** Record set **
━━━━

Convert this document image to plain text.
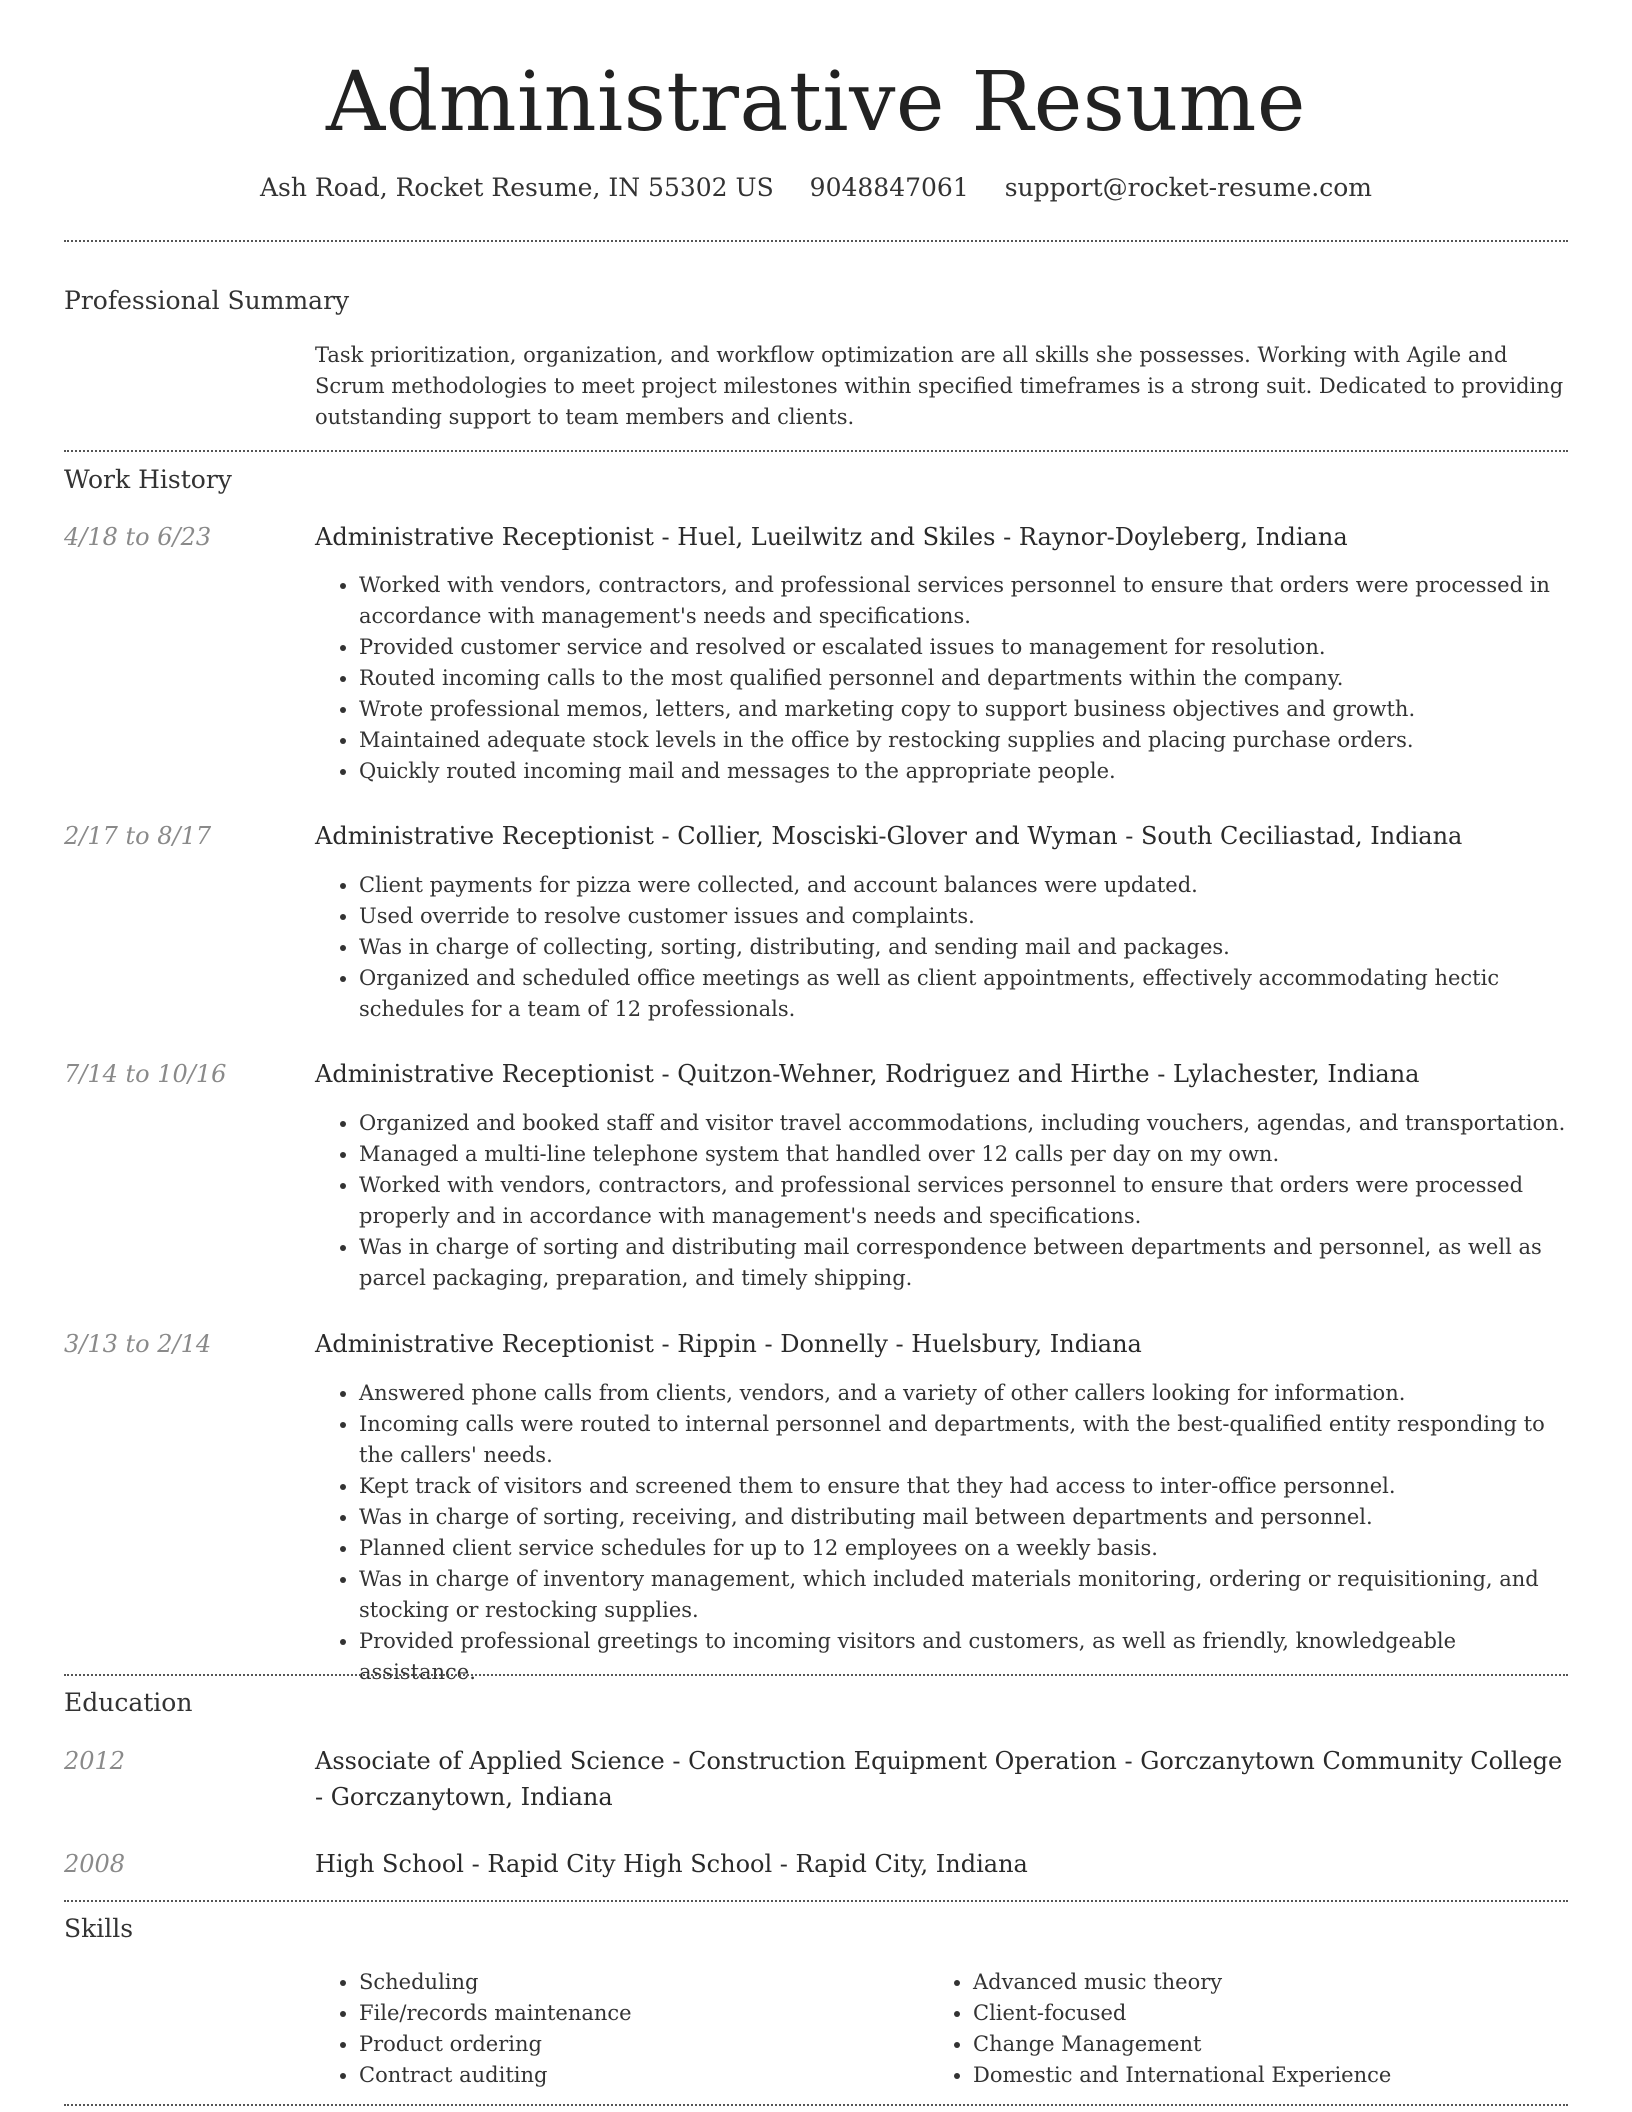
Administrative Resume
Ash Road, Rocket Resume, IN 55302 US 9048847061 support@rocket-resume.com
Professional Summary
Task prioritization, organization, and workflow optimization are all skills she possesses. Working with Agile and Scrum methodologies to meet project milestones within specified timeframes is a strong suit. Dedicated to providing outstanding support to team members and clients.
Work History
4/18 to 6/23	Administrative Receptionist - Huel, Lueilwitz and Skiles - Raynor-Doyleberg, Indiana
• Worked with vendors, contractors, and professional services personnel to ensure that orders were processed in accordance with management's needs and specifications.
• Provided customer service and resolved or escalated issues to management for resolution.
• Routed incoming calls to the most qualified personnel and departments within the company.
• Wrote professional memos, letters, and marketing copy to support business objectives and growth.
• Maintained adequate stock levels in the office by restocking supplies and placing purchase orders.
• Quickly routed incoming mail and messages to the appropriate people.
2/17 to 8/17	Administrative Receptionist - Collier, Mosciski-Glover and Wyman - South Ceciliastad, Indiana
• Client payments for pizza were collected, and account balances were updated.
• Used override to resolve customer issues and complaints.
• Was in charge of collecting, sorting, distributing, and sending mail and packages.
• Organized and scheduled office meetings as well as client appointments, effectively accommodating hectic schedules for a team of 12 professionals.
7/14 to 10/16	Administrative Receptionist - Quitzon-Wehner, Rodriguez and Hirthe - Lylachester, Indiana
• Organized and booked staff and visitor travel accommodations, including vouchers, agendas, and transportation.
• Managed a multi-line telephone system that handled over 12 calls per day on my own.
• Worked with vendors, contractors, and professional services personnel to ensure that orders were processed properly and in accordance with management's needs and specifications.
• Was in charge of sorting and distributing mail correspondence between departments and personnel, as well as parcel packaging, preparation, and timely shipping.
3/13 to 2/14	Administrative Receptionist - Rippin - Donnelly - Huelsbury, Indiana
• Answered phone calls from clients, vendors, and a variety of other callers looking for information.
• Incoming calls were routed to internal personnel and departments, with the best-qualified entity responding to the callers' needs.
• Kept track of visitors and screened them to ensure that they had access to inter-office personnel.
• Was in charge of sorting, receiving, and distributing mail between departments and personnel.
• Planned client service schedules for up to 12 employees on a weekly basis.
• Was in charge of inventory management, which included materials monitoring, ordering or requisitioning, and stocking or restocking supplies.
• Provided professional greetings to incoming visitors and customers, as well as friendly, knowledgeable assistance.
Education
2012	Associate of Applied Science - Construction Equipment Operation - Gorczanytown Community College - Gorczanytown, Indiana
2008	High School - Rapid City High School - Rapid City, Indiana
Skills
• Scheduling
• File/records maintenance
• Product ordering
• Contract auditing
• Advanced music theory
• Client-focused
• Change Management
• Domestic and International Experience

━━━━

** Task statement **
Write the listing above out again exactly, dropping each image.

** Task answer **
Convert this document image to plain text.
Administrative Resume
Ash Road, Rocket Resume, IN 55302 US 9048847061 support@rocket-resume.com
Professional Summary
Task prioritization, organization, and workflow optimization are all skills she possesses. Working with Agile and Scrum methodologies to meet project milestones within specified timeframes is a strong suit. Dedicated to providing outstanding support to team members and clients.
Work History
4/18 to 6/23	Administrative Receptionist - Huel, Lueilwitz and Skiles - Raynor-Doyleberg, Indiana
• Worked with vendors, contractors, and professional services personnel to ensure that orders were processed in accordance with management's needs and specifications.
• Provided customer service and resolved or escalated issues to management for resolution.
• Routed incoming calls to the most qualified personnel and departments within the company.
• Wrote professional memos, letters, and marketing copy to support business objectives and growth.
• Maintained adequate stock levels in the office by restocking supplies and placing purchase orders.
• Quickly routed incoming mail and messages to the appropriate people.
2/17 to 8/17	Administrative Receptionist - Collier, Mosciski-Glover and Wyman - South Ceciliastad, Indiana
• Client payments for pizza were collected, and account balances were updated.
• Used override to resolve customer issues and complaints.
• Was in charge of collecting, sorting, distributing, and sending mail and packages.
• Organized and scheduled office meetings as well as client appointments, effectively accommodating hectic schedules for a team of 12 professionals.
7/14 to 10/16	Administrative Receptionist - Quitzon-Wehner, Rodriguez and Hirthe - Lylachester, Indiana
• Organized and booked staff and visitor travel accommodations, including vouchers, agendas, and transportation.
• Managed a multi-line telephone system that handled over 12 calls per day on my own.
• Worked with vendors, contractors, and professional services personnel to ensure that orders were processed properly and in accordance with management's needs and specifications.
• Was in charge of sorting and distributing mail correspondence between departments and personnel, as well as parcel packaging, preparation, and timely shipping.
3/13 to 2/14	Administrative Receptionist - Rippin - Donnelly - Huelsbury, Indiana
• Answered phone calls from clients, vendors, and a variety of other callers looking for information.
• Incoming calls were routed to internal personnel and departments, with the best-qualified entity responding to the callers' needs.
• Kept track of visitors and screened them to ensure that they had access to inter-office personnel.
• Was in charge of sorting, receiving, and distributing mail between departments and personnel.
• Planned client service schedules for up to 12 employees on a weekly basis.
• Was in charge of inventory management, which included materials monitoring, ordering or requisitioning, and stocking or restocking supplies.
• Provided professional greetings to incoming visitors and customers, as well as friendly, knowledgeable assistance.
Education
2012	Associate of Applied Science - Construction Equipment Operation - Gorczanytown Community College - Gorczanytown, Indiana
2008	High School - Rapid City High School - Rapid City, Indiana
Skills
• Scheduling
• File/records maintenance
• Product ordering
• Contract auditing
• Advanced music theory
• Client-focused
• Change Management
• Domestic and International Experience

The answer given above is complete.